** Task prompt **
Find every line in the records below that holds the word "очилган", and copy it out.

(Data excerpts)
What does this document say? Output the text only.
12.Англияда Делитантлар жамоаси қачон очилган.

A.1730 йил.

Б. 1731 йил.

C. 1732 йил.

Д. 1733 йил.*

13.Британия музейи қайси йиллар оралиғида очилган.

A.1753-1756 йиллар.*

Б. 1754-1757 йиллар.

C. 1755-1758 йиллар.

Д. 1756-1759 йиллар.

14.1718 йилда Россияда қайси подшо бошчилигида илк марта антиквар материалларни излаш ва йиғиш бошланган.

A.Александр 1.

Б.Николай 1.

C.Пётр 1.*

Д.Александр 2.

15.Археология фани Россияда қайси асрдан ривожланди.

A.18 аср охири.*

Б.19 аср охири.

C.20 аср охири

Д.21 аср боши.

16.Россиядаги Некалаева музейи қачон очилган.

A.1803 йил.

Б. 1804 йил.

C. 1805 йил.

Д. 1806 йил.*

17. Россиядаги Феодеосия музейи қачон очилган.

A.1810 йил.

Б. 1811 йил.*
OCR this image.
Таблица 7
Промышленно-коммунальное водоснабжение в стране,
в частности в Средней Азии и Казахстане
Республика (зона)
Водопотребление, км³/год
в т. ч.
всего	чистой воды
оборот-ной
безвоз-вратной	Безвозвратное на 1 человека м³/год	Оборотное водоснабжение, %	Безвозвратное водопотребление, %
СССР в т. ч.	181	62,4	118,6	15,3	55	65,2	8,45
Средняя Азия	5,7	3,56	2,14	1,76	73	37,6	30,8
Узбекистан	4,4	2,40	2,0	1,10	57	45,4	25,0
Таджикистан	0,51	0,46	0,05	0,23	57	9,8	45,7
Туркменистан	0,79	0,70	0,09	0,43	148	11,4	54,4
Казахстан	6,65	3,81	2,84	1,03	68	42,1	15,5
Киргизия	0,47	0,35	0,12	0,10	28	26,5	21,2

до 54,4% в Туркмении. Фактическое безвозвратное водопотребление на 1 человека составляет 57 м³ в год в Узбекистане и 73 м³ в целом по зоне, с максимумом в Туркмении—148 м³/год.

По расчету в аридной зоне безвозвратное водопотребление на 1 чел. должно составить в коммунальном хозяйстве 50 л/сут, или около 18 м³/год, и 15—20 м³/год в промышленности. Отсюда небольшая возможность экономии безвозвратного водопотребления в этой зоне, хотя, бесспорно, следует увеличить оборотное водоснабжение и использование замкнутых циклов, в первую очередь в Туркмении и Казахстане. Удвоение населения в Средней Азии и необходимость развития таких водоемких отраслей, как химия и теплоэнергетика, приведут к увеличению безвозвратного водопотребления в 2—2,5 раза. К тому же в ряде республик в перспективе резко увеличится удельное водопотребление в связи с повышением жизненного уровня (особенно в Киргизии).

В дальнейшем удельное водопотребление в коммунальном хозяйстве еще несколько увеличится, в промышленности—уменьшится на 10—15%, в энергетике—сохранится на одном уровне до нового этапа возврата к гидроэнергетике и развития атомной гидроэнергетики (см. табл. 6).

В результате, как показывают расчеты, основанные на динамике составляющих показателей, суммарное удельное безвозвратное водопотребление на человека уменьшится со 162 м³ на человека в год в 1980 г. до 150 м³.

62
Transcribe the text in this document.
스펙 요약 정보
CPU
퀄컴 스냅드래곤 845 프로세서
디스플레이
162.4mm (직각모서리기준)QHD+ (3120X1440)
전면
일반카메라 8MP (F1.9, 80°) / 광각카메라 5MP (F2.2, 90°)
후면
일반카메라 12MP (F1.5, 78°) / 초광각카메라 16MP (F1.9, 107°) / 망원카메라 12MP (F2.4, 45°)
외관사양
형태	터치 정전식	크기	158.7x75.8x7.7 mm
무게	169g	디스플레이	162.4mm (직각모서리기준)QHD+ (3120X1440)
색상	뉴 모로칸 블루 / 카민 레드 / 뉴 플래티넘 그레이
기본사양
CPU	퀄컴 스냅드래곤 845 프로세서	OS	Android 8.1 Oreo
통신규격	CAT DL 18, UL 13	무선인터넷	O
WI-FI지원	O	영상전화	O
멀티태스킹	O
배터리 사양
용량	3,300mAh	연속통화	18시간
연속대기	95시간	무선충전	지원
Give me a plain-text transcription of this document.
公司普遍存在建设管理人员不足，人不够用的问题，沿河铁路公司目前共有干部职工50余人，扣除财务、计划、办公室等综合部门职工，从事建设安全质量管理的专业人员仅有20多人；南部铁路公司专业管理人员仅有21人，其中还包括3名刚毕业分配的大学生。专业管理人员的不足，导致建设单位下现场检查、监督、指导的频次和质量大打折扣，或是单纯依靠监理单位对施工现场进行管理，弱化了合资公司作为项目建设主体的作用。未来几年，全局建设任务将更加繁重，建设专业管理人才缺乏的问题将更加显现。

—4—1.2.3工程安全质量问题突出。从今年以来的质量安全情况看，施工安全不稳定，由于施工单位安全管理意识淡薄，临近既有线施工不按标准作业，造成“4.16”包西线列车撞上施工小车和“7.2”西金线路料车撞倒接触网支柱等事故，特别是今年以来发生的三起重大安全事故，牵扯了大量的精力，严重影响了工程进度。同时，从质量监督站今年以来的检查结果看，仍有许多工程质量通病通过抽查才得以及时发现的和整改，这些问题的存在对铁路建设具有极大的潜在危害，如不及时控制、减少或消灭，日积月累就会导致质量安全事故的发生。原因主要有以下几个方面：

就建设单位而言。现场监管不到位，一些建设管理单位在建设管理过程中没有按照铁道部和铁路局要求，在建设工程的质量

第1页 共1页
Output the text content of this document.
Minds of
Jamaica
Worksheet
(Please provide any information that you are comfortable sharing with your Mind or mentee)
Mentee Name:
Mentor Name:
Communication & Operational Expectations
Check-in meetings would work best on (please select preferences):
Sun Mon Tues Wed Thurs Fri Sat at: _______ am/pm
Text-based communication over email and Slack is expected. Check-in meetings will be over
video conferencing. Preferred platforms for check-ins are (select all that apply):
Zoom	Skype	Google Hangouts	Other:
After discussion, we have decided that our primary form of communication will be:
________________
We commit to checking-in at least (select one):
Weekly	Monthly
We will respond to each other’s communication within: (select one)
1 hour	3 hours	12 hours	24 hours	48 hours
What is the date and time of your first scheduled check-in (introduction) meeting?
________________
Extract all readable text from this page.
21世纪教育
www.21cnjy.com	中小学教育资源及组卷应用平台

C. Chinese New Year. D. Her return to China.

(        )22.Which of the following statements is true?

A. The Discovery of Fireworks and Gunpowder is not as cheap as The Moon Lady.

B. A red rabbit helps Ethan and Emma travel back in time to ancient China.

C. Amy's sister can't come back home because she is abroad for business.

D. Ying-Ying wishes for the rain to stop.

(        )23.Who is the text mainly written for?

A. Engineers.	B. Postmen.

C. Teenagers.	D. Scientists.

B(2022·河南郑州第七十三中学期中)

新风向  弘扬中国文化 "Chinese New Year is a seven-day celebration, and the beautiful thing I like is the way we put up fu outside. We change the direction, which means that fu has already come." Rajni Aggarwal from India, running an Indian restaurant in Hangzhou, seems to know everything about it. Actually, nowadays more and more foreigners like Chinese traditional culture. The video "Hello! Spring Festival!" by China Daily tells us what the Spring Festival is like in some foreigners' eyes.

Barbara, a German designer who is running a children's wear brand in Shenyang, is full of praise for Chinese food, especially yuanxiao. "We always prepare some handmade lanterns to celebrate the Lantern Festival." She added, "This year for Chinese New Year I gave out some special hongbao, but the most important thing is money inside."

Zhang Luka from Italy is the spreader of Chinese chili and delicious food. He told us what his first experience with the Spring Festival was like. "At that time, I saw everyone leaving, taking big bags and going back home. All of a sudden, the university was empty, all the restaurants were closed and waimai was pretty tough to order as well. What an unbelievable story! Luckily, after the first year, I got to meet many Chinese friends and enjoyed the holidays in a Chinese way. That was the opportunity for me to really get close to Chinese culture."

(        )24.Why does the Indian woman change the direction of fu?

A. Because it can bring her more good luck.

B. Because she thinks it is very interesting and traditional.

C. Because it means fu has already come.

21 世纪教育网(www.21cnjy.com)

** Exercise solution **
12.Англияда Делитантлар жамоаси қачон очилган.
13.Британия музейи қайси йиллар оралиғида очилган.
16.Россиядаги Некалаева музейи қачон очилган.
17. Россиядаги Феодеосия музейи қачон очилган.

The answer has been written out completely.